● **Task requirements**:
How many lines below hold "Human"? Answer with only the number.

● **Recorded information**:
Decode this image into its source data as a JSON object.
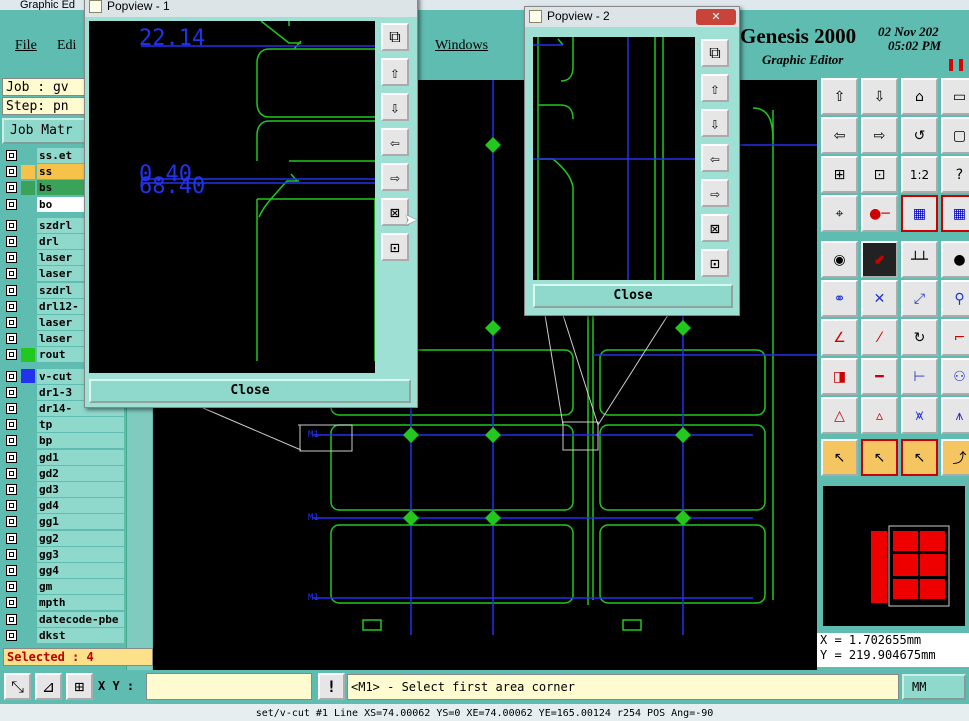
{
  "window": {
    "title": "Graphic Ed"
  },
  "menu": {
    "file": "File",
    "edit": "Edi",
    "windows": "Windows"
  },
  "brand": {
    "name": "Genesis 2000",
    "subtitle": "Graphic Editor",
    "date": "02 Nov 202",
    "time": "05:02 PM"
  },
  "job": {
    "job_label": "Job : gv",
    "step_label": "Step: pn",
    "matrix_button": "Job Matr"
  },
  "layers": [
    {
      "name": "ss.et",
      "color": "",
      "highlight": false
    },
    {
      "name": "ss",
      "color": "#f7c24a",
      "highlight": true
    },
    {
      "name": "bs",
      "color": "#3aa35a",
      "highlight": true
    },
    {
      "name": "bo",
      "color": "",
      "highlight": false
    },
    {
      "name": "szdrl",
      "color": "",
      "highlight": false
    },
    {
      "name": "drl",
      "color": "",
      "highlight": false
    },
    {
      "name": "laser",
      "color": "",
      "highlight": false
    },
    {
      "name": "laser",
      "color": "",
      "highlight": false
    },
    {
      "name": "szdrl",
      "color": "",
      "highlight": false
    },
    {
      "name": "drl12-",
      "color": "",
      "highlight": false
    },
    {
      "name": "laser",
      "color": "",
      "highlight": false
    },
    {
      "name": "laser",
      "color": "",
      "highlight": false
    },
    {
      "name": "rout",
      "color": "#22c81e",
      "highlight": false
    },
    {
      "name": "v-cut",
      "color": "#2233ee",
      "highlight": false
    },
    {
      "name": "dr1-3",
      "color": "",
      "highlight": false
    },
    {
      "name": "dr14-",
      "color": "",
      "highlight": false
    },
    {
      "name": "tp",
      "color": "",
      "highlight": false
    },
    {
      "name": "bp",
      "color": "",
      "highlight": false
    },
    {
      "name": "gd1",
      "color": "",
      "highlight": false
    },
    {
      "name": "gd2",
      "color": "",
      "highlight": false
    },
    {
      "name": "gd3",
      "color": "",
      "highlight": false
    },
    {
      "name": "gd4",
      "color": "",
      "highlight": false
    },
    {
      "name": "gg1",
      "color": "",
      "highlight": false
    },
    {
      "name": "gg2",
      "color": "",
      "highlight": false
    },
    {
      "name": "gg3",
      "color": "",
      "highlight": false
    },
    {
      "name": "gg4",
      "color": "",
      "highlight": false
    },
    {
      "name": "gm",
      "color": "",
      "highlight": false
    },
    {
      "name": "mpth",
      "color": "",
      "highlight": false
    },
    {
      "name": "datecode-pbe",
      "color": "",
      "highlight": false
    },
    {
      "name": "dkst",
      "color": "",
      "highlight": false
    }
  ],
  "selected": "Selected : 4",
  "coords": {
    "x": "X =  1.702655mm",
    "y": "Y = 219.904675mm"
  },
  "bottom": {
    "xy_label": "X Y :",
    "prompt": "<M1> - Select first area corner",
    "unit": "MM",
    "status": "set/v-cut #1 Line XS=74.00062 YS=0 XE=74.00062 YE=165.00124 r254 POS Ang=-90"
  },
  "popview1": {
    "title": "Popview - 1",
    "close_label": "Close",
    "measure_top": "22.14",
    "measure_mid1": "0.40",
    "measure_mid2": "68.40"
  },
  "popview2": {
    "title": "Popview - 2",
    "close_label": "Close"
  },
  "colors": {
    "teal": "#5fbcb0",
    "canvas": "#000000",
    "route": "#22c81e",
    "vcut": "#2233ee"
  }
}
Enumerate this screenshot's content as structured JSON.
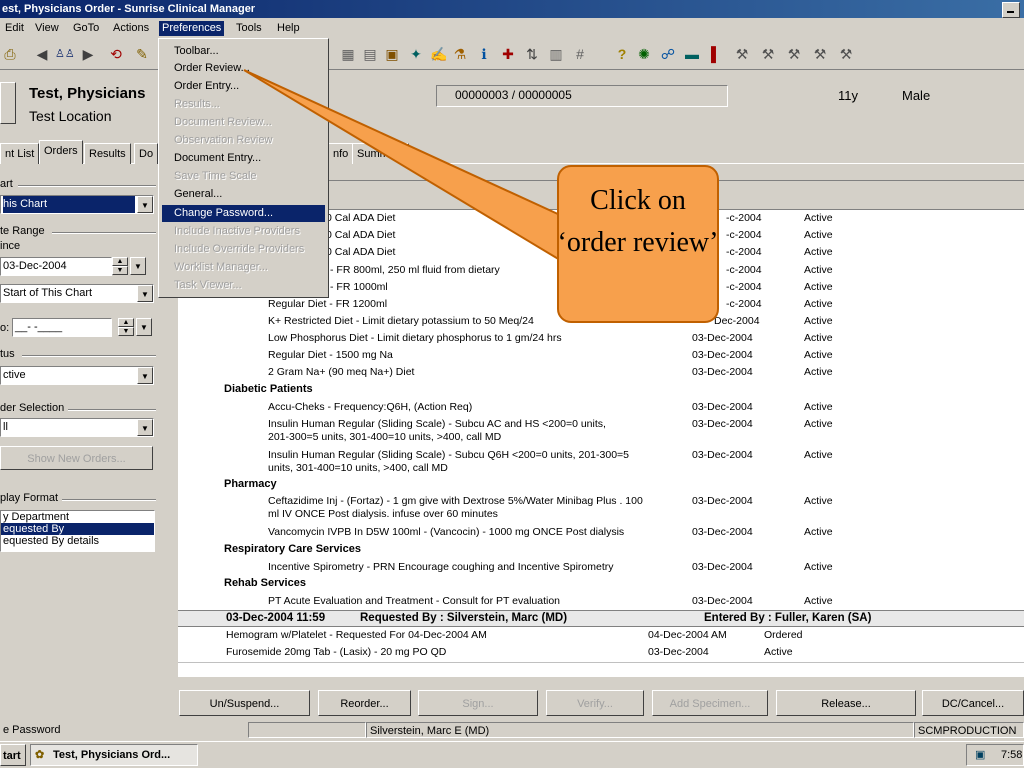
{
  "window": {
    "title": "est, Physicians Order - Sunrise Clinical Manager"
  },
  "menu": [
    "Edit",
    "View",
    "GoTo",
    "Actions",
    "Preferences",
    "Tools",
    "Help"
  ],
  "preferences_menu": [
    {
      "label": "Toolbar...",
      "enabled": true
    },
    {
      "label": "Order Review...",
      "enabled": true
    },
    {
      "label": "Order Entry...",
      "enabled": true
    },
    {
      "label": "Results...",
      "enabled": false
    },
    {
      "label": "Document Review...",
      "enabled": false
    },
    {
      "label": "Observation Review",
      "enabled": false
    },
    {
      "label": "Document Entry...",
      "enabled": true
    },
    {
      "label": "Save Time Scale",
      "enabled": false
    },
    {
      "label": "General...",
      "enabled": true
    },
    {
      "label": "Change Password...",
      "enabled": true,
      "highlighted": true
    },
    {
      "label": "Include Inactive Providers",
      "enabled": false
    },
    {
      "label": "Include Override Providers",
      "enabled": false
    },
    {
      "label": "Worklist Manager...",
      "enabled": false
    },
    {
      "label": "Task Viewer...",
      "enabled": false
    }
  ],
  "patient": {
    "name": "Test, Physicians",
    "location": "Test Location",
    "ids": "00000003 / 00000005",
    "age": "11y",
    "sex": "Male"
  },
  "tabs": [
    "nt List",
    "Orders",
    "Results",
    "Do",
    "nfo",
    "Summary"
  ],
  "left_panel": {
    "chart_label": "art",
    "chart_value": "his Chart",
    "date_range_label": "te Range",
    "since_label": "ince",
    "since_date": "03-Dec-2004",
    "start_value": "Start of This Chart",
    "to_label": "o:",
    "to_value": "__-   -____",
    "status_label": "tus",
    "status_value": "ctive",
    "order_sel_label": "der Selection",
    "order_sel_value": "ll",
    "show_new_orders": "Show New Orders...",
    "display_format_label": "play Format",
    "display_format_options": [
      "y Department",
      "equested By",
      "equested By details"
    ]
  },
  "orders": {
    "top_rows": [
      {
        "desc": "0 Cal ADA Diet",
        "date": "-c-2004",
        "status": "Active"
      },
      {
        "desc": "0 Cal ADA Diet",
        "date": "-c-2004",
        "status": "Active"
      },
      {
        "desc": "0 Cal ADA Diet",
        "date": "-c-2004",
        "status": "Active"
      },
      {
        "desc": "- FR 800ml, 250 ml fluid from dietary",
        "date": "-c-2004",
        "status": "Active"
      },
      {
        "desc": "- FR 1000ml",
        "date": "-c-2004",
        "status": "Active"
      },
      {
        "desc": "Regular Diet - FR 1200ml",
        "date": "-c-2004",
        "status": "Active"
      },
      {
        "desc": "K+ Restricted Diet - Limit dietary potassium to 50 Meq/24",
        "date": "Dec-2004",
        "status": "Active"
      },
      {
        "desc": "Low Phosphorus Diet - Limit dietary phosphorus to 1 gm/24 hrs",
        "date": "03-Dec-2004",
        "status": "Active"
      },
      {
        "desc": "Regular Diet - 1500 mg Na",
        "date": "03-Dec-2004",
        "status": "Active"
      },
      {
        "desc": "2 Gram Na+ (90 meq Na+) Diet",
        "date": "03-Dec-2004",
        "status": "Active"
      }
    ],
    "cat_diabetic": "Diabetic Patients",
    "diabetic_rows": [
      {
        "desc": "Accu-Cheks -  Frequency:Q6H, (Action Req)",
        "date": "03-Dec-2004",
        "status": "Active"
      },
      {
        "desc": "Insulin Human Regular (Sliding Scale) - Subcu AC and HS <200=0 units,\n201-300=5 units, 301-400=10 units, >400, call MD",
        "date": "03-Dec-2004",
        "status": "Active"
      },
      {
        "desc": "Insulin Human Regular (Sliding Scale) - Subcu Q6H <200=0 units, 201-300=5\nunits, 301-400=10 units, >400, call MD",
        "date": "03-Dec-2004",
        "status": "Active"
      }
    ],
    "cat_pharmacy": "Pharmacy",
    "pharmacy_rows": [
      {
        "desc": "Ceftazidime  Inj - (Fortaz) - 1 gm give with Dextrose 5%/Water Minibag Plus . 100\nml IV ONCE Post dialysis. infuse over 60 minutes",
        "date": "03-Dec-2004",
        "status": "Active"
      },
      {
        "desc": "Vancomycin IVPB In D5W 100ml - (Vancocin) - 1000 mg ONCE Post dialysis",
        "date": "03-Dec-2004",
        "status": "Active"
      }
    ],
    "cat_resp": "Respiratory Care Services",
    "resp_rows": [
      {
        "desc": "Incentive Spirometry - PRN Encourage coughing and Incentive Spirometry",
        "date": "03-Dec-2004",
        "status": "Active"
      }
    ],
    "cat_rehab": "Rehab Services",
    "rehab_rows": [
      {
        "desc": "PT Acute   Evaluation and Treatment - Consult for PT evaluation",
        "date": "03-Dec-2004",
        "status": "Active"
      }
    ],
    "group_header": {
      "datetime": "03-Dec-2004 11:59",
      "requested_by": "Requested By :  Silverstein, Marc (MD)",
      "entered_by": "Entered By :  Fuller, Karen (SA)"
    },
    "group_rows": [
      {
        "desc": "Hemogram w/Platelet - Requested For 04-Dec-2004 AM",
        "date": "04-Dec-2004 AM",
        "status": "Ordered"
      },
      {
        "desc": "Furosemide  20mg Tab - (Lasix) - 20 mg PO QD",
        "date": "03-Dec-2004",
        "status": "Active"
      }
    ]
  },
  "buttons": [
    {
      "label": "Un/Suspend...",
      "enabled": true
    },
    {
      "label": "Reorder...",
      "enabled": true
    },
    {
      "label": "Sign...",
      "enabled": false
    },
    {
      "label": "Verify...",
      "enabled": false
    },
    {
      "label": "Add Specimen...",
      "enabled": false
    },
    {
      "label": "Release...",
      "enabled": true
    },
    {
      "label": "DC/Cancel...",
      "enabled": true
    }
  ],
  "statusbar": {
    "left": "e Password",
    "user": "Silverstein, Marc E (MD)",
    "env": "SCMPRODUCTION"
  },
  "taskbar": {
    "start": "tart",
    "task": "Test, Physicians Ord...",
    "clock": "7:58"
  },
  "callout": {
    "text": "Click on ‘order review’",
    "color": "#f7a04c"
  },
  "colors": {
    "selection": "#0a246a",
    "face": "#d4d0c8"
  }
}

==

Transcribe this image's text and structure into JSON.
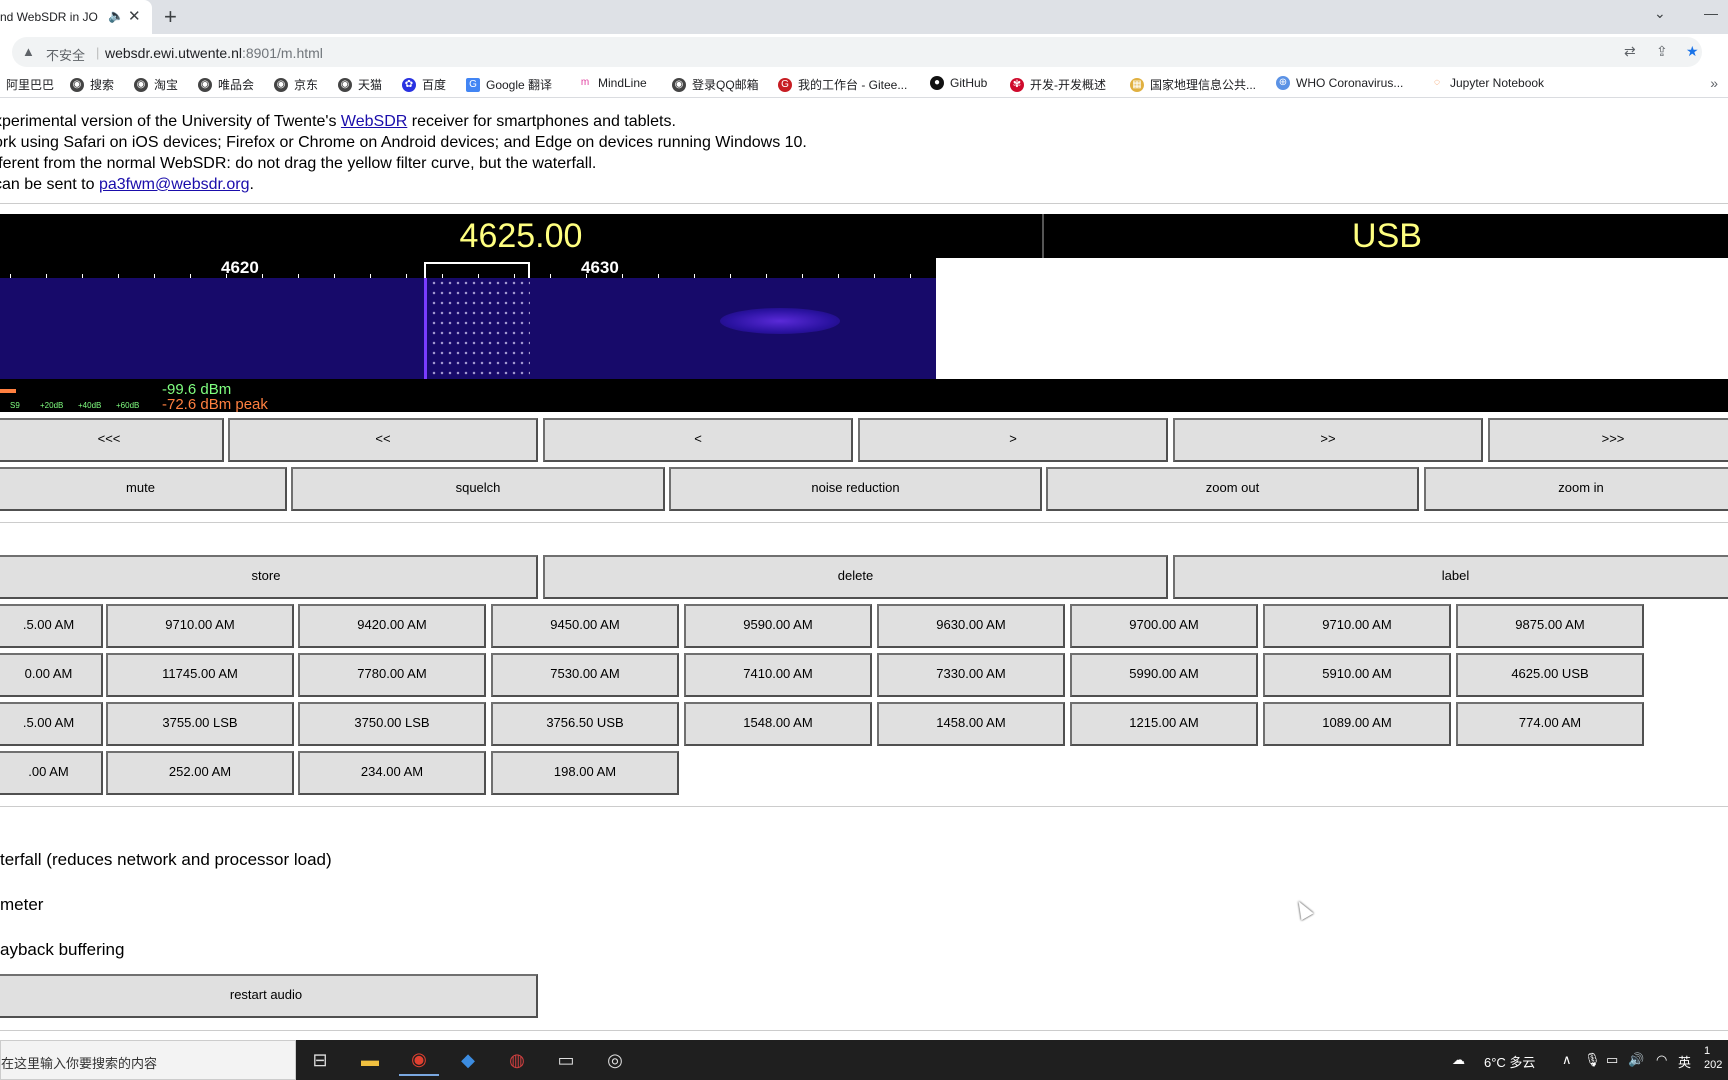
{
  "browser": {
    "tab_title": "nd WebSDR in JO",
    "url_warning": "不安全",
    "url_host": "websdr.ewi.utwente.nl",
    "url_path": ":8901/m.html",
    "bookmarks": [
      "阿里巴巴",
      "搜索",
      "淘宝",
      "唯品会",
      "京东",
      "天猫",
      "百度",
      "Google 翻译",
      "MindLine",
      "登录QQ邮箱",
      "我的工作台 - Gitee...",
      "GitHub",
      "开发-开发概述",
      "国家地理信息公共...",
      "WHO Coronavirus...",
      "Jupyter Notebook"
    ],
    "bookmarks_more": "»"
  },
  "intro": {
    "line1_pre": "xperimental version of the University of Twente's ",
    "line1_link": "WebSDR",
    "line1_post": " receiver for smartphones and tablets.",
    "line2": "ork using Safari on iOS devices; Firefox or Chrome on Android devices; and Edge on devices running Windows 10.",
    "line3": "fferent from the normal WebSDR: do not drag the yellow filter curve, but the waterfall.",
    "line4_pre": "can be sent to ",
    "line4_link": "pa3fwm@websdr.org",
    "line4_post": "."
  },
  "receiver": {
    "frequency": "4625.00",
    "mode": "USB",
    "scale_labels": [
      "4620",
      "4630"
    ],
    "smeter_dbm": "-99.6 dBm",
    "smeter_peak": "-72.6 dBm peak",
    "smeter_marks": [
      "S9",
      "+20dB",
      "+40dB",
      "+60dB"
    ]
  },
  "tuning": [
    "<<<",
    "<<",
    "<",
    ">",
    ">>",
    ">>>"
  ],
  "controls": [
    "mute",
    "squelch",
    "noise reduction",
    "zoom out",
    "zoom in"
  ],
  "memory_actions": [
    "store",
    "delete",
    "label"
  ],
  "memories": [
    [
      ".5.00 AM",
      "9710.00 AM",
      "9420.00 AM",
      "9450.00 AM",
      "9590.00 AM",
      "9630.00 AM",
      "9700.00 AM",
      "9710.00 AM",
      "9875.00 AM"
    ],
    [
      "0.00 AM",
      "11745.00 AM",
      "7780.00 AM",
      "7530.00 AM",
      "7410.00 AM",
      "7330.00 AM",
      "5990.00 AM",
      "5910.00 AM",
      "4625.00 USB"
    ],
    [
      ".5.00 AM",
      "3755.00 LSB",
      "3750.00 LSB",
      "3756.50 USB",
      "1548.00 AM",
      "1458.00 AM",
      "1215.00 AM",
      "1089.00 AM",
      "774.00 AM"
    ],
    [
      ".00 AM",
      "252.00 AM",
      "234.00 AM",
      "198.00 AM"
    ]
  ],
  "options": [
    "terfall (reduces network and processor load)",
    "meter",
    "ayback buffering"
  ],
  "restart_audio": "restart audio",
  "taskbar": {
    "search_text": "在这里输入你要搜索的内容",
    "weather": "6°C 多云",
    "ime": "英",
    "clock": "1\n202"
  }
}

--

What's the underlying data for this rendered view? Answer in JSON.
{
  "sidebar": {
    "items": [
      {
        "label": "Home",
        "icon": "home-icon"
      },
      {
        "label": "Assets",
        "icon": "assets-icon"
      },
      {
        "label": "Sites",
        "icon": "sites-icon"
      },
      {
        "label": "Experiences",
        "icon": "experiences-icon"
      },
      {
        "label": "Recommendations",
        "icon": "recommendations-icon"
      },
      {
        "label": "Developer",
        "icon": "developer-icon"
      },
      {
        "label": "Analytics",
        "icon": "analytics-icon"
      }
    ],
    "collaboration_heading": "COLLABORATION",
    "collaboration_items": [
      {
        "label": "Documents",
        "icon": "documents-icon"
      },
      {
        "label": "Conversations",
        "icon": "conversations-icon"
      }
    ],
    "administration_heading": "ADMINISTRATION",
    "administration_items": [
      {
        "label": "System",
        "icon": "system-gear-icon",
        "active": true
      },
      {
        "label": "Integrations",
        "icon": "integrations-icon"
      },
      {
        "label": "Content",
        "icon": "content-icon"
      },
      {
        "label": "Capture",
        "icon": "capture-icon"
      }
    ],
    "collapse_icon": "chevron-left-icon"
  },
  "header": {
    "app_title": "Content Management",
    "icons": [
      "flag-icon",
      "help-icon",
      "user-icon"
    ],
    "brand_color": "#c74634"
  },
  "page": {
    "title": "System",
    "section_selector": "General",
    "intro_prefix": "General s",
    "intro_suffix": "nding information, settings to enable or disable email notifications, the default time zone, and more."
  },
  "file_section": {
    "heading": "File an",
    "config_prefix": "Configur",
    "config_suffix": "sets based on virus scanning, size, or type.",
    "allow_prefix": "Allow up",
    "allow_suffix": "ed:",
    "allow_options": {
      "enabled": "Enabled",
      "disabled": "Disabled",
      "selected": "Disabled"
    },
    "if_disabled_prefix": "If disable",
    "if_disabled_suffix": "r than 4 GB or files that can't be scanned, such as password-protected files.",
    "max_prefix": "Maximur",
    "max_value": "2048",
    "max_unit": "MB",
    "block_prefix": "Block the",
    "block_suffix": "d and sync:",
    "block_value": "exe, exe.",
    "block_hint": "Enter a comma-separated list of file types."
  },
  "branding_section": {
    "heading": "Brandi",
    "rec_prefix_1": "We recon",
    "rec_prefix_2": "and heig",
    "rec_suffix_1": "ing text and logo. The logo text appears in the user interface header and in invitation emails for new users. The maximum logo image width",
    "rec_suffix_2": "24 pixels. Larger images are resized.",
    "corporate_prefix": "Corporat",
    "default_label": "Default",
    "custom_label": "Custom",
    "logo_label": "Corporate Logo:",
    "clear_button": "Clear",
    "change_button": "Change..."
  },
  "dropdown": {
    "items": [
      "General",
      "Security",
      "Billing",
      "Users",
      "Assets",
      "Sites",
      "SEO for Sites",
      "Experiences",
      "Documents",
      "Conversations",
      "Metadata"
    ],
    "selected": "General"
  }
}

● **Response to the exercise**:
2